#### Records ####

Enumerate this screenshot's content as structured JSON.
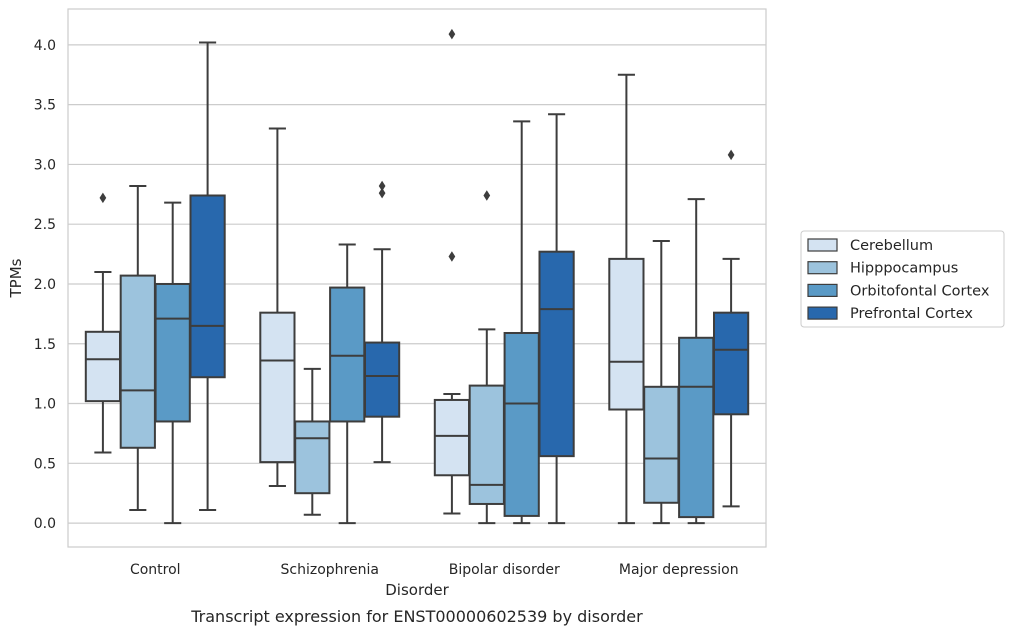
{
  "chart_data": {
    "type": "boxplot",
    "title": "",
    "caption": "Transcript expression for ENST00000602539 by disorder",
    "xlabel": "Disorder",
    "ylabel": "TPMs",
    "ylim": [
      -0.2,
      4.3
    ],
    "yticks": [
      0.0,
      0.5,
      1.0,
      1.5,
      2.0,
      2.5,
      3.0,
      3.5,
      4.0
    ],
    "ytick_labels": [
      "0.0",
      "0.5",
      "1.0",
      "1.5",
      "2.0",
      "2.5",
      "3.0",
      "3.5",
      "4.0"
    ],
    "grid": true,
    "legend_position": "right",
    "categories": [
      "Control",
      "Schizophrenia",
      "Bipolar disorder",
      "Major depression"
    ],
    "series": [
      {
        "name": "Cerebellum",
        "color": "#d4e3f2",
        "boxes": [
          {
            "whislo": 0.59,
            "q1": 1.02,
            "med": 1.37,
            "q3": 1.6,
            "whishi": 2.1,
            "fliers": [
              2.72
            ]
          },
          {
            "whislo": 0.31,
            "q1": 0.51,
            "med": 1.36,
            "q3": 1.76,
            "whishi": 3.3,
            "fliers": []
          },
          {
            "whislo": 0.08,
            "q1": 0.4,
            "med": 0.73,
            "q3": 1.03,
            "whishi": 1.08,
            "fliers": [
              2.23,
              4.09
            ]
          },
          {
            "whislo": 0.0,
            "q1": 0.95,
            "med": 1.35,
            "q3": 2.21,
            "whishi": 3.75,
            "fliers": []
          }
        ]
      },
      {
        "name": "Hipppocampus",
        "color": "#9cc3dd",
        "boxes": [
          {
            "whislo": 0.11,
            "q1": 0.63,
            "med": 1.11,
            "q3": 2.07,
            "whishi": 2.82,
            "fliers": []
          },
          {
            "whislo": 0.07,
            "q1": 0.25,
            "med": 0.71,
            "q3": 0.85,
            "whishi": 1.29,
            "fliers": []
          },
          {
            "whislo": 0.0,
            "q1": 0.16,
            "med": 0.32,
            "q3": 1.15,
            "whishi": 1.62,
            "fliers": [
              2.74
            ]
          },
          {
            "whislo": 0.0,
            "q1": 0.17,
            "med": 0.54,
            "q3": 1.14,
            "whishi": 2.36,
            "fliers": []
          }
        ]
      },
      {
        "name": "Orbitofontal Cortex",
        "color": "#5a9ac6",
        "boxes": [
          {
            "whislo": 0.0,
            "q1": 0.85,
            "med": 1.71,
            "q3": 2.0,
            "whishi": 2.68,
            "fliers": []
          },
          {
            "whislo": 0.0,
            "q1": 0.85,
            "med": 1.4,
            "q3": 1.97,
            "whishi": 2.33,
            "fliers": []
          },
          {
            "whislo": 0.0,
            "q1": 0.06,
            "med": 1.0,
            "q3": 1.59,
            "whishi": 3.36,
            "fliers": []
          },
          {
            "whislo": 0.0,
            "q1": 0.05,
            "med": 1.14,
            "q3": 1.55,
            "whishi": 2.71,
            "fliers": []
          }
        ]
      },
      {
        "name": "Prefrontal Cortex",
        "color": "#2868ad",
        "boxes": [
          {
            "whislo": 0.11,
            "q1": 1.22,
            "med": 1.65,
            "q3": 2.74,
            "whishi": 4.02,
            "fliers": []
          },
          {
            "whislo": 0.51,
            "q1": 0.89,
            "med": 1.23,
            "q3": 1.51,
            "whishi": 2.29,
            "fliers": [
              2.76,
              2.82
            ]
          },
          {
            "whislo": 0.0,
            "q1": 0.56,
            "med": 1.79,
            "q3": 2.27,
            "whishi": 3.42,
            "fliers": []
          },
          {
            "whislo": 0.14,
            "q1": 0.91,
            "med": 1.45,
            "q3": 1.76,
            "whishi": 2.21,
            "fliers": [
              3.08
            ]
          }
        ]
      }
    ]
  },
  "colors": {
    "grid": "#cccccc",
    "frame": "#cccccc",
    "line": "#3d3d3d",
    "text": "#262626"
  }
}
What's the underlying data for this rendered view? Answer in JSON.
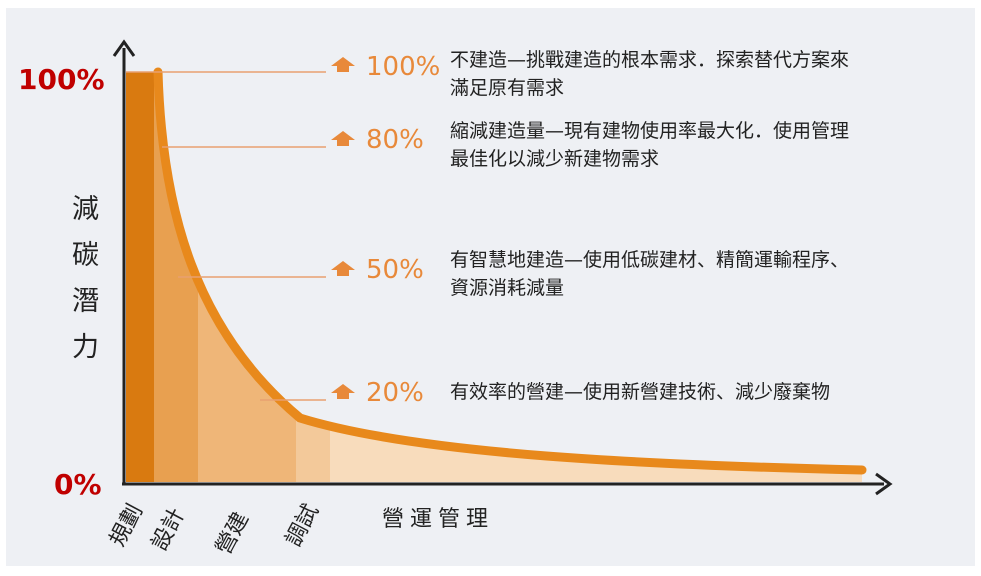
{
  "y_axis": {
    "label_chars": [
      "減",
      "碳",
      "潛",
      "力"
    ],
    "top_label": "100%",
    "bottom_label": "0%"
  },
  "x_axis": {
    "stages": [
      "規劃",
      "設計",
      "營建",
      "調試"
    ],
    "operations_label": "營運管理"
  },
  "levels": [
    {
      "pct": "100%",
      "lines": [
        "不建造—挑戰建造的根本需求．探索替代方案來",
        "滿足原有需求"
      ]
    },
    {
      "pct": "80%",
      "lines": [
        "縮減建造量—現有建物使用率最大化．使用管理",
        "最佳化以減少新建物需求"
      ]
    },
    {
      "pct": "50%",
      "lines": [
        "有智慧地建造—使用低碳建材、精簡運輸程序、",
        "資源消耗減量"
      ]
    },
    {
      "pct": "20%",
      "lines": [
        "有效率的營建—使用新營建技術、減少廢棄物"
      ]
    }
  ],
  "colors": {
    "curve": "#e8891c",
    "stage1": "#d97a10",
    "stage2": "#e8a050",
    "stage3": "#efb678",
    "stage4": "#f3c99a",
    "stage5": "#f8dcbc",
    "pct_text": "#e8893a",
    "axis_red": "#c00000"
  }
}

####

* Given problem
Quote, word for word and nothing more, every line from the line with "What's the underlying" to the end of the entries, including both ends; skip any pictures.

* Answer
What's the underlying data for this rendered view? Answer in JSON.
{
  "y_axis": {
    "label_chars": [
      "減",
      "碳",
      "潛",
      "力"
    ],
    "top_label": "100%",
    "bottom_label": "0%"
  },
  "x_axis": {
    "stages": [
      "規劃",
      "設計",
      "營建",
      "調試"
    ],
    "operations_label": "營運管理"
  },
  "levels": [
    {
      "pct": "100%",
      "lines": [
        "不建造—挑戰建造的根本需求．探索替代方案來",
        "滿足原有需求"
      ]
    },
    {
      "pct": "80%",
      "lines": [
        "縮減建造量—現有建物使用率最大化．使用管理",
        "最佳化以減少新建物需求"
      ]
    },
    {
      "pct": "50%",
      "lines": [
        "有智慧地建造—使用低碳建材、精簡運輸程序、",
        "資源消耗減量"
      ]
    },
    {
      "pct": "20%",
      "lines": [
        "有效率的營建—使用新營建技術、減少廢棄物"
      ]
    }
  ],
  "colors": {
    "curve": "#e8891c",
    "stage1": "#d97a10",
    "stage2": "#e8a050",
    "stage3": "#efb678",
    "stage4": "#f3c99a",
    "stage5": "#f8dcbc",
    "pct_text": "#e8893a",
    "axis_red": "#c00000"
  }
}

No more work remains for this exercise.